§ Written instruction: Below is a block of records; reproduce all of them exactly and leave out any pictures.

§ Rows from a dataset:
◆ ◆ ◆ ◆ ◆
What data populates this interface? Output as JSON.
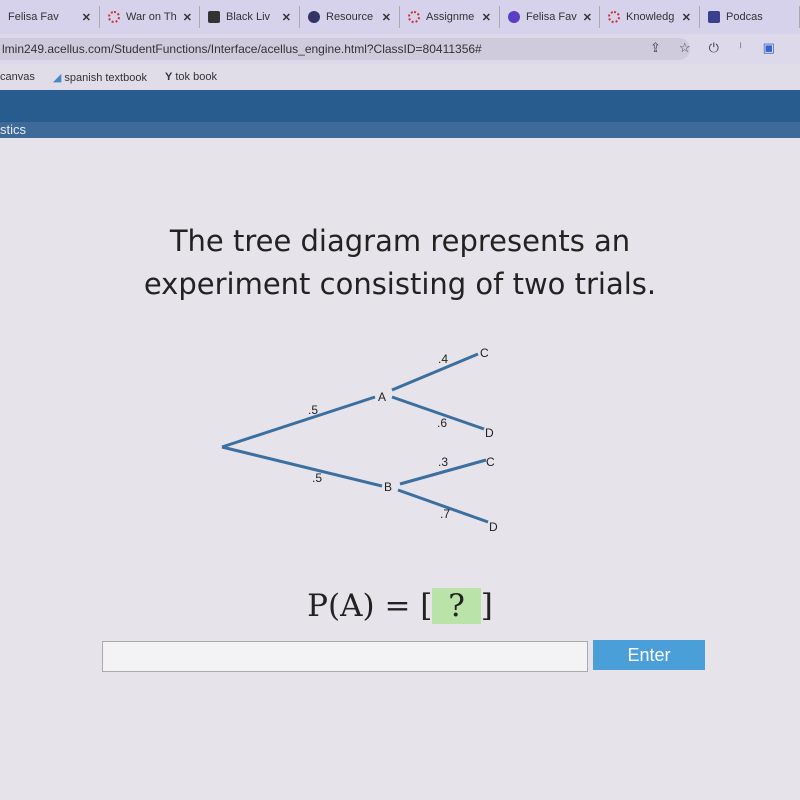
{
  "browser": {
    "tabs": [
      {
        "label": "Felisa Fav",
        "icon": "none"
      },
      {
        "label": "War on Th",
        "icon": "canvas-icon"
      },
      {
        "label": "Black Liv",
        "icon": "wp-icon"
      },
      {
        "label": "Resource",
        "icon": "globe-icon"
      },
      {
        "label": "Assignme",
        "icon": "canvas-icon"
      },
      {
        "label": "Felisa Fav",
        "icon": "k-icon"
      },
      {
        "label": "Knowledg",
        "icon": "canvas-icon"
      },
      {
        "label": "Podcas",
        "icon": "doc-icon"
      }
    ],
    "url": "lmin249.acellus.com/StudentFunctions/Interface/acellus_engine.html?ClassID=80411356#",
    "bookmarks": [
      "canvas",
      "spanish textbook",
      "tok book"
    ]
  },
  "course": "stics",
  "question": {
    "line1": "The tree diagram represents an",
    "line2": "experiment consisting of two trials."
  },
  "tree": {
    "first": [
      {
        "node": "A",
        "p": ".5",
        "branches": [
          {
            "node": "C",
            "p": ".4"
          },
          {
            "node": "D",
            "p": ".6"
          }
        ]
      },
      {
        "node": "B",
        "p": ".5",
        "branches": [
          {
            "node": "C",
            "p": ".3"
          },
          {
            "node": "D",
            "p": ".7"
          }
        ]
      }
    ],
    "line_color": "#3b6fa0"
  },
  "prompt": {
    "lhs": "P(A) = [",
    "blank": " ? ",
    "rhs": "]"
  },
  "answer": {
    "value": "",
    "button": "Enter"
  }
}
◆ ◆ ◆ ◆ ◆
§ Expected answer:
What data populates this interface? Output as JSON.
{
  "browser": {
    "tabs": [
      {
        "label": "Felisa Fav",
        "icon": "none"
      },
      {
        "label": "War on Th",
        "icon": "canvas-icon"
      },
      {
        "label": "Black Liv",
        "icon": "wp-icon"
      },
      {
        "label": "Resource",
        "icon": "globe-icon"
      },
      {
        "label": "Assignme",
        "icon": "canvas-icon"
      },
      {
        "label": "Felisa Fav",
        "icon": "k-icon"
      },
      {
        "label": "Knowledg",
        "icon": "canvas-icon"
      },
      {
        "label": "Podcas",
        "icon": "doc-icon"
      }
    ],
    "url": "lmin249.acellus.com/StudentFunctions/Interface/acellus_engine.html?ClassID=80411356#",
    "bookmarks": [
      "canvas",
      "spanish textbook",
      "tok book"
    ]
  },
  "course": "stics",
  "question": {
    "line1": "The tree diagram represents an",
    "line2": "experiment consisting of two trials."
  },
  "tree": {
    "first": [
      {
        "node": "A",
        "p": ".5",
        "branches": [
          {
            "node": "C",
            "p": ".4"
          },
          {
            "node": "D",
            "p": ".6"
          }
        ]
      },
      {
        "node": "B",
        "p": ".5",
        "branches": [
          {
            "node": "C",
            "p": ".3"
          },
          {
            "node": "D",
            "p": ".7"
          }
        ]
      }
    ],
    "line_color": "#3b6fa0"
  },
  "prompt": {
    "lhs": "P(A) = [",
    "blank": " ? ",
    "rhs": "]"
  },
  "answer": {
    "value": "",
    "button": "Enter"
  }
}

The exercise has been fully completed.